### OBJECTIVE
Make an exact copy of the records, with the images left out.

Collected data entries

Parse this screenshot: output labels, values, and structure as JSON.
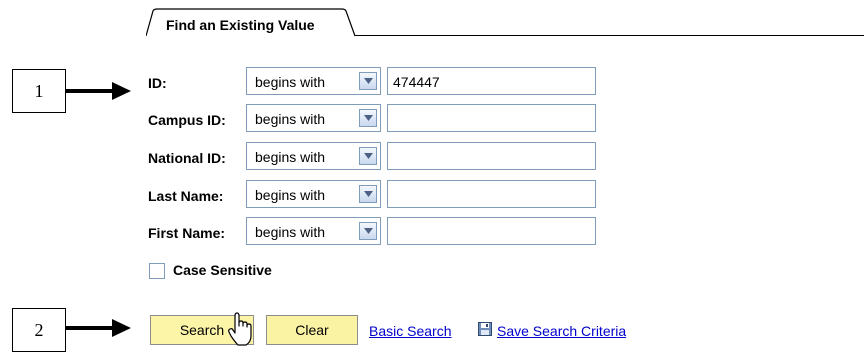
{
  "tab": {
    "label": "Find an Existing Value"
  },
  "fields": [
    {
      "label": "ID:",
      "operator": "begins with",
      "value": "474447"
    },
    {
      "label": "Campus ID:",
      "operator": "begins with",
      "value": ""
    },
    {
      "label": "National ID:",
      "operator": "begins with",
      "value": ""
    },
    {
      "label": "Last Name:",
      "operator": "begins with",
      "value": ""
    },
    {
      "label": "First Name:",
      "operator": "begins with",
      "value": ""
    }
  ],
  "case_sensitive": {
    "label": "Case Sensitive",
    "checked": false
  },
  "buttons": {
    "search": "Search",
    "clear": "Clear"
  },
  "links": {
    "basic_search": "Basic Search",
    "save_search": "Save Search Criteria"
  },
  "callouts": {
    "one": "1",
    "two": "2"
  }
}
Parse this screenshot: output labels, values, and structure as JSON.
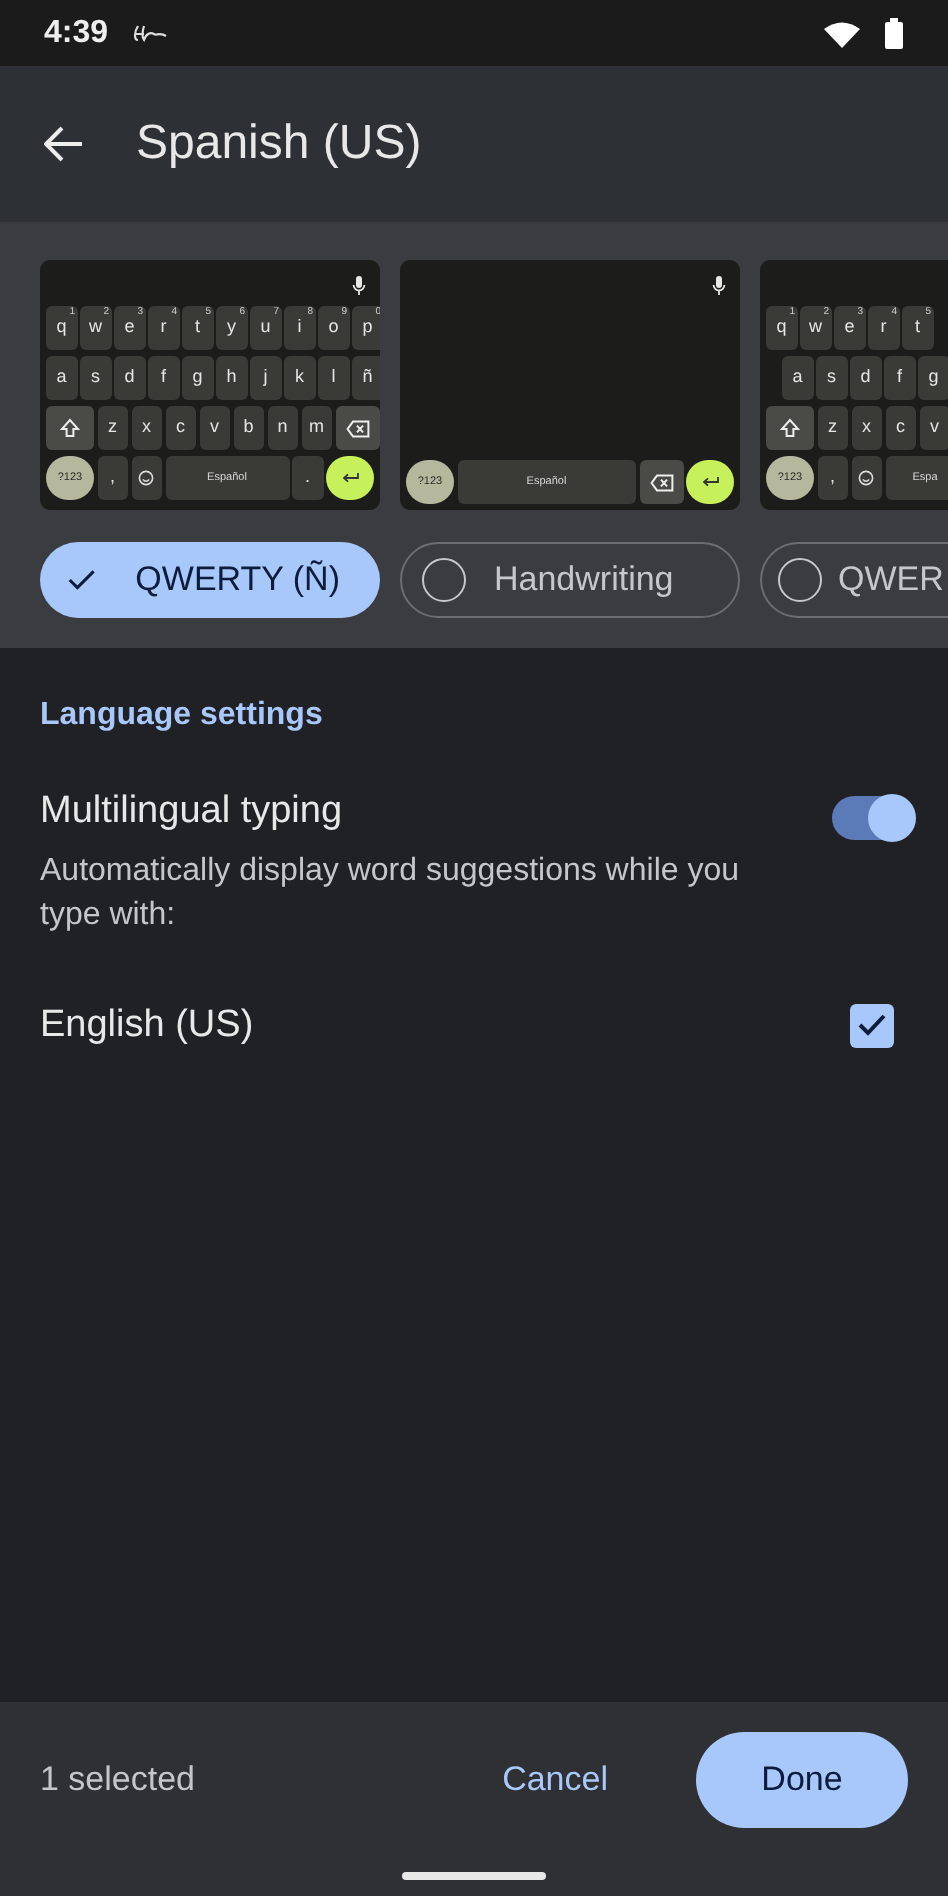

### PROBLEM SOLUTION
Parse this screenshot: output labels, values, and structure as JSON.
{
  "tab": {
    "label": "Find an Existing Value"
  },
  "fields": [
    {
      "label": "ID:",
      "operator": "begins with",
      "value": "474447"
    },
    {
      "label": "Campus ID:",
      "operator": "begins with",
      "value": ""
    },
    {
      "label": "National ID:",
      "operator": "begins with",
      "value": ""
    },
    {
      "label": "Last Name:",
      "operator": "begins with",
      "value": ""
    },
    {
      "label": "First Name:",
      "operator": "begins with",
      "value": ""
    }
  ],
  "case_sensitive": {
    "label": "Case Sensitive",
    "checked": false
  },
  "buttons": {
    "search": "Search",
    "clear": "Clear"
  },
  "links": {
    "basic_search": "Basic Search",
    "save_search": "Save Search Criteria"
  },
  "callouts": {
    "one": "1",
    "two": "2"
  }
}
Parse this screenshot: output labels, values, and structure as JSON.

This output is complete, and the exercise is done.